▸ Set exercise:
Where a line of the listing below includes the word "Vendors", reproduce that line.

-- Start Input data --

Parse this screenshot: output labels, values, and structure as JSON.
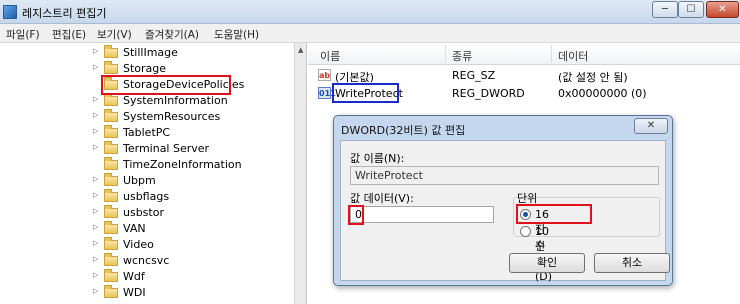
{
  "window": {
    "title": "레지스트리 편집기",
    "min_icon": "minimize-icon",
    "max_icon": "maximize-icon",
    "close_icon": "close-icon",
    "min_glyph": "─",
    "max_glyph": "☐",
    "close_glyph": "✕"
  },
  "menu": [
    "파일(F)",
    "편집(E)",
    "보기(V)",
    "즐겨찾기(A)",
    "도움말(H)"
  ],
  "tree": {
    "items": [
      "StillImage",
      "Storage",
      "StorageDevicePolicies",
      "SystemInformation",
      "SystemResources",
      "TabletPC",
      "Terminal Server",
      "TimeZoneInformation",
      "Ubpm",
      "usbflags",
      "usbstor",
      "VAN",
      "Video",
      "wcncsvc",
      "Wdf",
      "WDI"
    ],
    "arrow_glyph": "▷",
    "scroll_glyph": "▲"
  },
  "values_pane": {
    "columns": [
      "이름",
      "종류",
      "데이터"
    ],
    "rows": [
      {
        "icon": "ab",
        "name": "(기본값)",
        "type": "REG_SZ",
        "data": "(값 설정 안 됨)"
      },
      {
        "icon": "011",
        "name": "WriteProtect",
        "type": "REG_DWORD",
        "data": "0x00000000 (0)"
      }
    ]
  },
  "dialog": {
    "title": "DWORD(32비트) 값 편집",
    "close_glyph": "✕",
    "value_name_label": "값 이름(N):",
    "value_name": "WriteProtect",
    "value_data_label": "값 데이터(V):",
    "value_data": "0",
    "base_label": "단위",
    "hex_label": "16진수(H)",
    "dec_label": "10진수(D)",
    "selected_base": "16진수(H)",
    "ok_label": "확인",
    "cancel_label": "취소"
  },
  "highlight_colors": {
    "red": "#e0101c",
    "blue": "#1a2cc8"
  }
}
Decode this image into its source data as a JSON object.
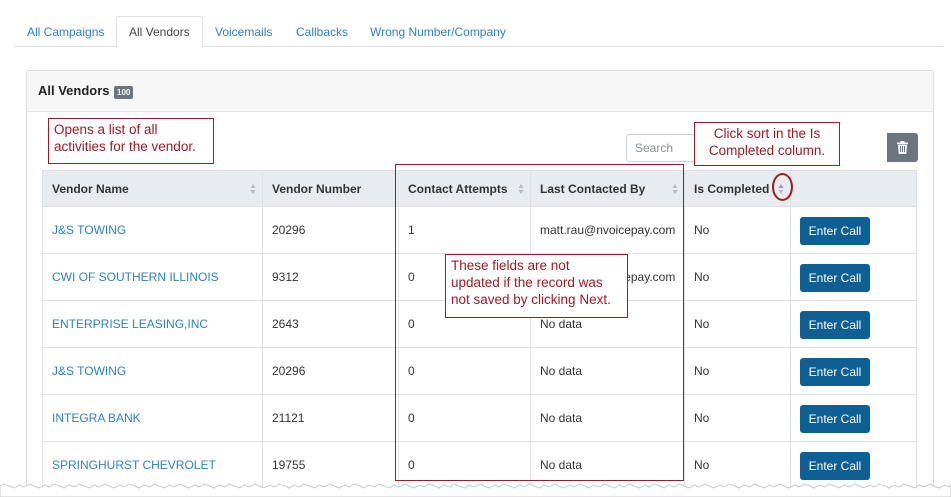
{
  "tabs": [
    {
      "label": "All Campaigns"
    },
    {
      "label": "All Vendors"
    },
    {
      "label": "Voicemails"
    },
    {
      "label": "Callbacks"
    },
    {
      "label": "Wrong Number/Company"
    }
  ],
  "active_tab": "All Vendors",
  "card": {
    "title": "All Vendors",
    "count": "100"
  },
  "search": {
    "placeholder": "Search",
    "value": ""
  },
  "table": {
    "columns": [
      "Vendor Name",
      "Vendor Number",
      "Contact Attempts",
      "Last Contacted By",
      "Is Completed",
      ""
    ],
    "rows": [
      {
        "vendor_name": "J&S TOWING",
        "vendor_number": "20296",
        "contact_attempts": "1",
        "last_contacted_by": "matt.rau@nvoicepay.com",
        "is_completed": "No",
        "action": "Enter Call"
      },
      {
        "vendor_name": "CWI OF SOUTHERN ILLINOIS",
        "vendor_number": "9312",
        "contact_attempts": "0",
        "last_contacted_by": "matt.rau@nvoicepay.com",
        "is_completed": "No",
        "action": "Enter Call"
      },
      {
        "vendor_name": "ENTERPRISE LEASING,INC",
        "vendor_number": "2643",
        "contact_attempts": "0",
        "last_contacted_by": "No data",
        "is_completed": "No",
        "action": "Enter Call"
      },
      {
        "vendor_name": "J&S TOWING",
        "vendor_number": "20296",
        "contact_attempts": "0",
        "last_contacted_by": "No data",
        "is_completed": "No",
        "action": "Enter Call"
      },
      {
        "vendor_name": "INTEGRA BANK",
        "vendor_number": "21121",
        "contact_attempts": "0",
        "last_contacted_by": "No data",
        "is_completed": "No",
        "action": "Enter Call"
      },
      {
        "vendor_name": "SPRINGHURST CHEVROLET",
        "vendor_number": "19755",
        "contact_attempts": "0",
        "last_contacted_by": "No data",
        "is_completed": "No",
        "action": "Enter Call"
      }
    ]
  },
  "annotations": {
    "vendor_link": "Opens a list of all activities for the vendor.",
    "sort": "Click sort in the Is Completed column.",
    "fields": "These fields are not updated if the record was not saved by clicking Next."
  },
  "colors": {
    "link": "#2f80c7",
    "button": "#0d5f94",
    "callout": "#9b1c24",
    "badge": "#6c757d"
  }
}
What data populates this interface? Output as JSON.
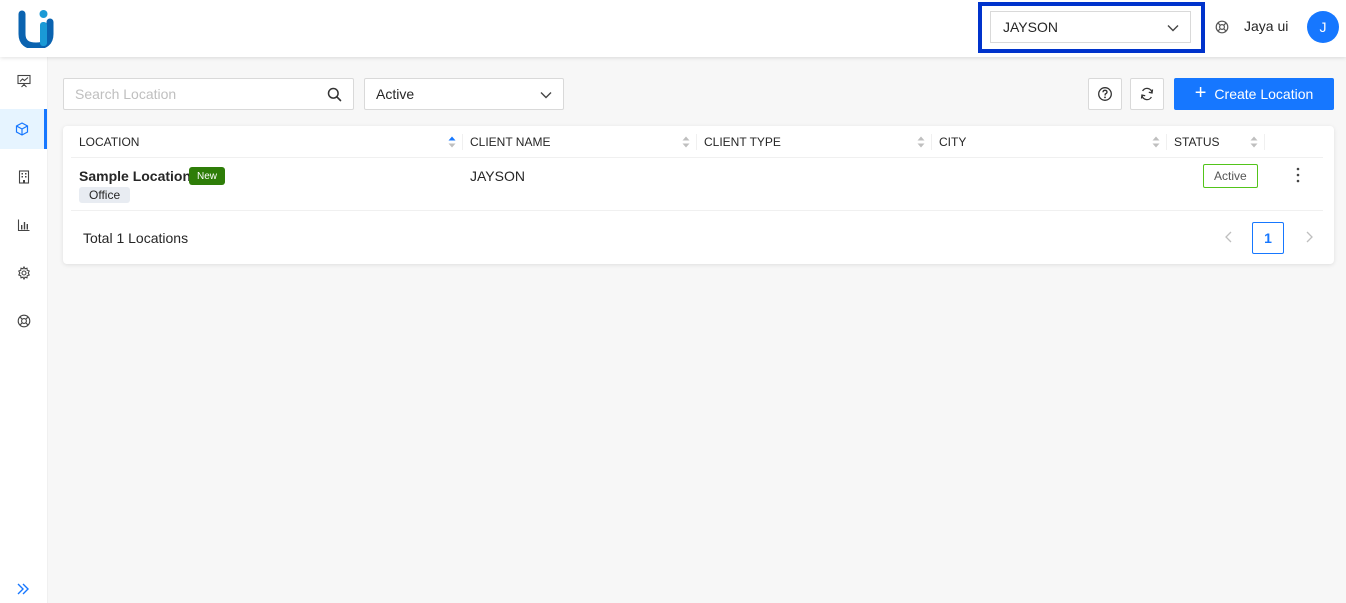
{
  "header": {
    "client_selected": "JAYSON",
    "user_name": "Jaya ui",
    "avatar_initial": "J"
  },
  "sidebar": {
    "items": [
      {
        "icon": "presentation-chart-icon"
      },
      {
        "icon": "cube-icon",
        "active": true
      },
      {
        "icon": "building-icon"
      },
      {
        "icon": "bar-chart-icon"
      },
      {
        "icon": "gear-icon"
      },
      {
        "icon": "support-icon"
      }
    ],
    "collapse_icon": "double-chevron-right-icon"
  },
  "toolbar": {
    "search_placeholder": "Search Location",
    "status_filter": "Active",
    "create_label": "Create Location"
  },
  "table": {
    "columns": [
      "LOCATION",
      "CLIENT NAME",
      "CLIENT TYPE",
      "CITY",
      "STATUS"
    ],
    "rows": [
      {
        "location": "Sample Location",
        "badge": "New",
        "type": "Office",
        "client_name": "JAYSON",
        "client_type": "",
        "city": "",
        "status": "Active"
      }
    ],
    "total_text": "Total 1 Locations",
    "current_page": "1"
  },
  "colors": {
    "primary": "#1677ff",
    "highlight_border": "#0033cc",
    "new_badge": "#2e7d08",
    "status_border": "#52c41a"
  }
}
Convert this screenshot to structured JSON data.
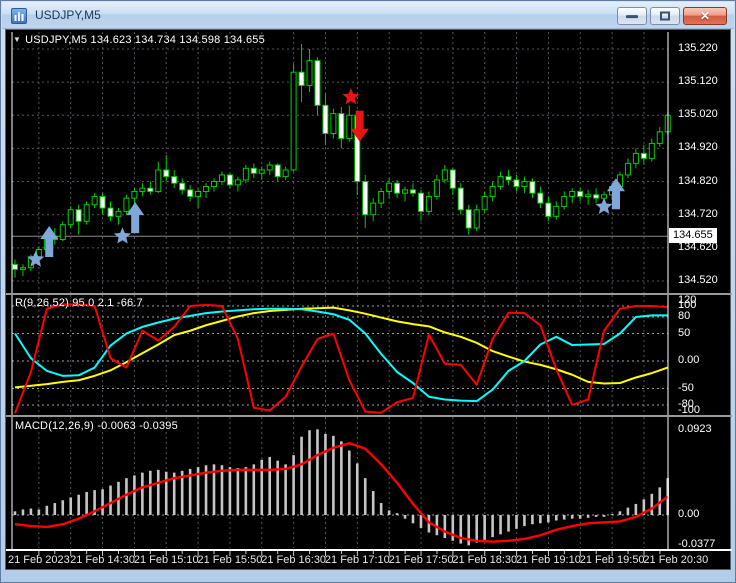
{
  "window": {
    "title": "USDJPY,M5",
    "buttons": {
      "minimize": "minimize",
      "restore": "restore",
      "close_glyph": "✕"
    }
  },
  "legend": {
    "arrow": "▼",
    "text": "USDJPY,M5 134.623 134.734 134.598 134.655"
  },
  "colors": {
    "background": "#000000",
    "grid": "#555562",
    "candle_outline": "#00CE00",
    "bull_fill": "#000000",
    "bear_fill": "#FFFFFF",
    "r_fast": "#FF0000",
    "r_mid": "#00FFFF",
    "r_slow": "#FFFF00",
    "macd_hist": "#C6C6C6",
    "macd_signal": "#FF0000",
    "marker_blue": "#7FA8D9",
    "marker_red": "#E81414",
    "frame": "#FFFFFF",
    "separator": "#9A9A9A",
    "price_line": "#8C8C8C",
    "axis_text": "#FFFFFF"
  },
  "chart_data": {
    "type": "candlestick",
    "symbol": "USDJPY",
    "timeframe": "M5",
    "last_ohlc": {
      "open": "134.623",
      "high": "134.734",
      "low": "134.598",
      "close": "134.655"
    },
    "current_price": 134.655,
    "price_ticks": [
      135.22,
      135.12,
      135.02,
      134.92,
      134.82,
      134.72,
      134.62,
      134.52
    ],
    "time_labels": [
      "21 Feb 2023",
      "21 Feb 14:30",
      "21 Feb 15:10",
      "21 Feb 15:50",
      "21 Feb 16:30",
      "21 Feb 17:10",
      "21 Feb 17:50",
      "21 Feb 18:30",
      "21 Feb 19:10",
      "21 Feb 19:50",
      "21 Feb 20:30"
    ],
    "candles": [
      [
        134.57,
        134.585,
        134.53,
        134.555
      ],
      [
        134.555,
        134.57,
        134.535,
        134.56
      ],
      [
        134.56,
        134.6,
        134.55,
        134.59
      ],
      [
        134.59,
        134.625,
        134.575,
        134.615
      ],
      [
        134.615,
        134.665,
        134.6,
        134.655
      ],
      [
        134.655,
        134.68,
        134.63,
        134.645
      ],
      [
        134.645,
        134.7,
        134.64,
        134.69
      ],
      [
        134.69,
        134.745,
        134.68,
        134.735
      ],
      [
        134.735,
        134.75,
        134.66,
        134.7
      ],
      [
        134.7,
        134.76,
        134.69,
        134.75
      ],
      [
        134.75,
        134.785,
        134.74,
        134.775
      ],
      [
        134.775,
        134.785,
        134.72,
        134.74
      ],
      [
        134.74,
        134.76,
        134.7,
        134.715
      ],
      [
        134.715,
        134.74,
        134.69,
        134.73
      ],
      [
        134.73,
        134.78,
        134.72,
        134.77
      ],
      [
        134.77,
        134.8,
        134.755,
        134.79
      ],
      [
        134.79,
        134.815,
        134.775,
        134.8
      ],
      [
        134.8,
        134.82,
        134.78,
        134.79
      ],
      [
        134.79,
        134.88,
        134.785,
        134.855
      ],
      [
        134.855,
        134.9,
        134.82,
        134.835
      ],
      [
        134.835,
        134.855,
        134.8,
        134.815
      ],
      [
        134.815,
        134.83,
        134.78,
        134.795
      ],
      [
        134.795,
        134.81,
        134.76,
        134.775
      ],
      [
        134.775,
        134.8,
        134.74,
        134.79
      ],
      [
        134.79,
        134.815,
        134.77,
        134.805
      ],
      [
        134.805,
        134.83,
        134.79,
        134.82
      ],
      [
        134.82,
        134.85,
        134.81,
        134.84
      ],
      [
        134.84,
        134.845,
        134.8,
        134.81
      ],
      [
        134.81,
        134.835,
        134.79,
        134.825
      ],
      [
        134.825,
        134.87,
        134.815,
        134.86
      ],
      [
        134.86,
        134.875,
        134.83,
        134.845
      ],
      [
        134.845,
        134.865,
        134.825,
        134.855
      ],
      [
        134.855,
        134.88,
        134.84,
        134.87
      ],
      [
        134.87,
        134.875,
        134.82,
        134.835
      ],
      [
        134.835,
        134.865,
        134.825,
        134.855
      ],
      [
        134.855,
        135.175,
        134.85,
        135.15
      ],
      [
        135.15,
        135.235,
        135.06,
        135.11
      ],
      [
        135.11,
        135.22,
        135.09,
        135.185
      ],
      [
        135.185,
        135.195,
        135.02,
        135.05
      ],
      [
        135.05,
        135.085,
        134.93,
        134.965
      ],
      [
        134.965,
        135.04,
        134.95,
        135.025
      ],
      [
        135.025,
        135.045,
        134.92,
        134.95
      ],
      [
        134.95,
        135.05,
        134.94,
        135.02
      ],
      [
        135.02,
        135.035,
        134.78,
        134.82
      ],
      [
        134.82,
        134.84,
        134.68,
        134.72
      ],
      [
        134.72,
        134.77,
        134.7,
        134.755
      ],
      [
        134.755,
        134.8,
        134.74,
        134.79
      ],
      [
        134.79,
        134.83,
        134.77,
        134.815
      ],
      [
        134.815,
        134.825,
        134.77,
        134.785
      ],
      [
        134.785,
        134.805,
        134.76,
        134.795
      ],
      [
        134.795,
        134.815,
        134.775,
        134.785
      ],
      [
        134.785,
        134.795,
        134.7,
        134.73
      ],
      [
        134.73,
        134.79,
        134.72,
        134.775
      ],
      [
        134.775,
        134.84,
        134.765,
        134.825
      ],
      [
        134.825,
        134.87,
        134.815,
        134.855
      ],
      [
        134.855,
        134.86,
        134.78,
        134.8
      ],
      [
        134.8,
        134.815,
        134.72,
        134.735
      ],
      [
        134.735,
        134.75,
        134.66,
        134.68
      ],
      [
        134.68,
        134.75,
        134.67,
        134.735
      ],
      [
        134.735,
        134.79,
        134.725,
        134.775
      ],
      [
        134.775,
        134.82,
        134.76,
        134.805
      ],
      [
        134.805,
        134.85,
        134.795,
        134.835
      ],
      [
        134.835,
        134.855,
        134.81,
        134.825
      ],
      [
        134.825,
        134.84,
        134.79,
        134.805
      ],
      [
        134.805,
        134.835,
        134.785,
        134.82
      ],
      [
        134.82,
        134.83,
        134.77,
        134.785
      ],
      [
        134.785,
        134.805,
        134.74,
        134.755
      ],
      [
        134.755,
        134.775,
        134.7,
        134.715
      ],
      [
        134.715,
        134.76,
        134.705,
        134.745
      ],
      [
        134.745,
        134.79,
        134.735,
        134.775
      ],
      [
        134.775,
        134.8,
        134.755,
        134.79
      ],
      [
        134.79,
        134.8,
        134.76,
        134.775
      ],
      [
        134.775,
        134.795,
        134.75,
        134.78
      ],
      [
        134.78,
        134.8,
        134.755,
        134.77
      ],
      [
        134.77,
        134.79,
        134.74,
        134.78
      ],
      [
        134.78,
        134.815,
        134.765,
        134.805
      ],
      [
        134.805,
        134.85,
        134.795,
        134.84
      ],
      [
        134.84,
        134.89,
        134.83,
        134.875
      ],
      [
        134.875,
        134.92,
        134.86,
        134.905
      ],
      [
        134.905,
        134.93,
        134.87,
        134.89
      ],
      [
        134.89,
        134.95,
        134.88,
        134.935
      ],
      [
        134.935,
        134.985,
        134.925,
        134.97
      ],
      [
        134.97,
        135.03,
        134.96,
        135.02
      ]
    ],
    "markers": [
      {
        "type": "star",
        "signal": "buy",
        "bar": 2.6,
        "price": 134.585
      },
      {
        "type": "arrow-up",
        "signal": "buy",
        "bar": 4.3,
        "price": 134.686
      },
      {
        "type": "star",
        "signal": "buy",
        "bar": 13.5,
        "price": 134.655
      },
      {
        "type": "arrow-up",
        "signal": "buy",
        "bar": 15.1,
        "price": 134.758
      },
      {
        "type": "star",
        "signal": "sell",
        "bar": 42.2,
        "price": 135.075
      },
      {
        "type": "arrow-down",
        "signal": "sell",
        "bar": 43.3,
        "price": 134.94
      },
      {
        "type": "star",
        "signal": "buy",
        "bar": 74.0,
        "price": 134.744
      },
      {
        "type": "arrow-up",
        "signal": "buy",
        "bar": 75.5,
        "price": 134.83
      }
    ],
    "r_indicator": {
      "label": "R(9,26,52) 95.0 2.1 -66.7",
      "sample_step": 2,
      "ticks": [
        {
          "v": 120,
          "label": "120",
          "grid": false
        },
        {
          "v": 100,
          "label": "100",
          "grid": true
        },
        {
          "v": 80,
          "label": "80",
          "grid": true
        },
        {
          "v": 50,
          "label": "50",
          "grid": true
        },
        {
          "v": 0,
          "label": "0.00",
          "grid": true
        },
        {
          "v": -50,
          "label": "-50",
          "grid": true
        },
        {
          "v": -80,
          "label": "-80",
          "grid": true
        },
        {
          "v": -100,
          "label": "-100",
          "grid": false
        }
      ],
      "fast": [
        -95,
        -20,
        95,
        103,
        103,
        100,
        5,
        -12,
        55,
        37,
        62,
        100,
        102,
        100,
        40,
        -85,
        -90,
        -65,
        -10,
        40,
        50,
        -35,
        -92,
        -94,
        -75,
        -67,
        48,
        -5,
        -7,
        -43,
        40,
        88,
        87,
        65,
        -15,
        -80,
        -70,
        55,
        95,
        100,
        100,
        98
      ],
      "mid": [
        50,
        5,
        -18,
        -27,
        -26,
        -12,
        28,
        50,
        62,
        70,
        77,
        82,
        87,
        90,
        92,
        94,
        95,
        95,
        94,
        90,
        85,
        75,
        50,
        13,
        -20,
        -40,
        -65,
        -70,
        -72,
        -73,
        -52,
        -18,
        0,
        30,
        44,
        29,
        30,
        31,
        50,
        80,
        83,
        83
      ],
      "slow": [
        -48,
        -45,
        -42,
        -38,
        -35,
        -27,
        -17,
        -2,
        14,
        30,
        47,
        55,
        65,
        73,
        81,
        87,
        91,
        93,
        95,
        96,
        97,
        92,
        86,
        79,
        72,
        67,
        63,
        52,
        44,
        33,
        18,
        8,
        -1,
        -7,
        -15,
        -25,
        -38,
        -41,
        -40,
        -30,
        -22,
        -12
      ]
    },
    "macd": {
      "label": "MACD(12,26,9) -0.0063 -0.0395",
      "sample_step": 2,
      "ticks": [
        {
          "v": 0.0923,
          "label": "0.0923",
          "grid": false
        },
        {
          "v": 0,
          "label": "0.00",
          "grid": true
        },
        {
          "v": -0.0377,
          "label": "-0.0377",
          "grid": false
        }
      ],
      "histogram": [
        0.004,
        0.006,
        0.007,
        0.006,
        0.01,
        0.013,
        0.016,
        0.019,
        0.022,
        0.025,
        0.027,
        0.028,
        0.032,
        0.036,
        0.04,
        0.043,
        0.046,
        0.048,
        0.049,
        0.047,
        0.046,
        0.048,
        0.05,
        0.052,
        0.054,
        0.055,
        0.054,
        0.052,
        0.051,
        0.052,
        0.055,
        0.06,
        0.063,
        0.059,
        0.055,
        0.065,
        0.085,
        0.092,
        0.093,
        0.088,
        0.086,
        0.08,
        0.07,
        0.056,
        0.04,
        0.026,
        0.013,
        0.005,
        0.002,
        -0.004,
        -0.009,
        -0.014,
        -0.019,
        -0.022,
        -0.025,
        -0.028,
        -0.031,
        -0.033,
        -0.03,
        -0.027,
        -0.024,
        -0.021,
        -0.018,
        -0.015,
        -0.012,
        -0.01,
        -0.009,
        -0.008,
        -0.006,
        -0.005,
        -0.004,
        -0.004,
        -0.003,
        -0.002,
        -0.002,
        0.001,
        0.004,
        0.008,
        0.012,
        0.017,
        0.023,
        0.03,
        0.04
      ],
      "signal": [
        -0.01,
        -0.012,
        -0.013,
        -0.01,
        -0.004,
        0.004,
        0.013,
        0.022,
        0.03,
        0.035,
        0.04,
        0.043,
        0.046,
        0.048,
        0.049,
        0.049,
        0.049,
        0.05,
        0.055,
        0.065,
        0.073,
        0.078,
        0.072,
        0.055,
        0.035,
        0.012,
        -0.008,
        -0.018,
        -0.025,
        -0.028,
        -0.029,
        -0.028,
        -0.026,
        -0.022,
        -0.016,
        -0.012,
        -0.009,
        -0.008,
        -0.007,
        -0.002,
        0.007,
        0.02
      ]
    }
  }
}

-- End Input data --

▸ Written solution:
      "label": "All Vendors"
  "active_tab": "All Vendors",
    "title": "All Vendors",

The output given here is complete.